> [Aim of the exercise]:
The records that follow are to be repeated exactly, with the pictures removed.

> [Stored rows]:
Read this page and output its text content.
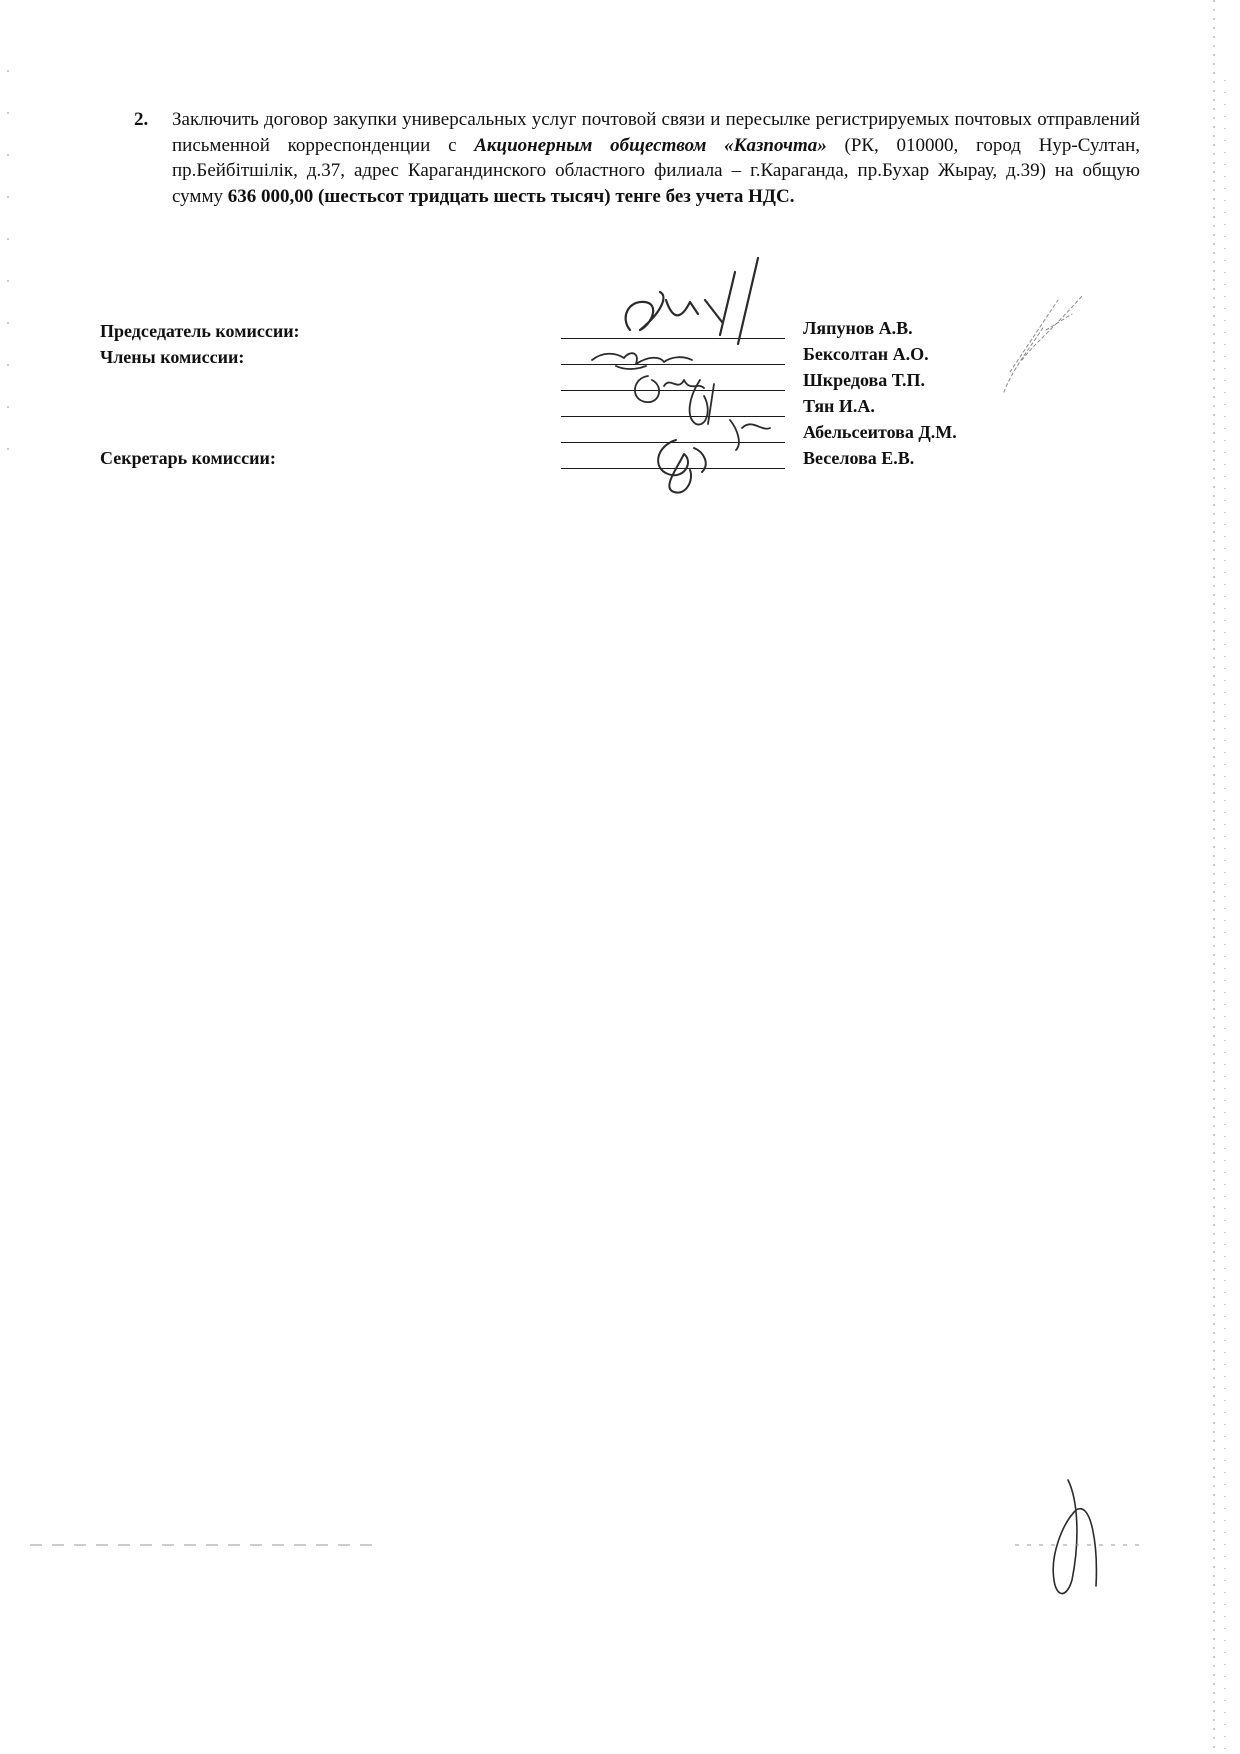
2. Заключить договор закупки универсальных услуг почтовой связи и пересылке регистрируемых почтовых отправлений письменной корреспонденции с Акционерным обществом «Казпочта» (РК, 010000, город Нур-Султан, пр.Бейбітшілік, д.37, адрес Карагандинского областного филиала – г.Караганда, пр.Бухар Жырау, д.39) на общую сумму 636 000,00 (шестьсот тридцать шесть тысяч) тенге без учета НДС.
Председатель комиссии:
Члены комиссии:
Секретарь комиссии:
Ляпунов А.В.
Бексолтан А.О.
Шкредова Т.П.
Тян И.А.
Абельсеитова Д.М.
Веселова Е.В.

> [Right answer]:
Read this page and output its text content.
2. Заключить договор закупки универсальных услуг почтовой связи и пересылке регистрируемых почтовых отправлений письменной корреспонденции с Акционерным обществом «Казпочта» (РК, 010000, город Нур-Султан, пр.Бейбітшілік, д.37, адрес Карагандинского областного филиала – г.Караганда, пр.Бухар Жырау, д.39) на общую сумму 636 000,00 (шестьсот тридцать шесть тысяч) тенге без учета НДС.
Председатель комиссии:
Члены комиссии:
Секретарь комиссии:
Ляпунов А.В.
Бексолтан А.О.
Шкредова Т.П.
Тян И.А.
Абельсеитова Д.М.
Веселова Е.В.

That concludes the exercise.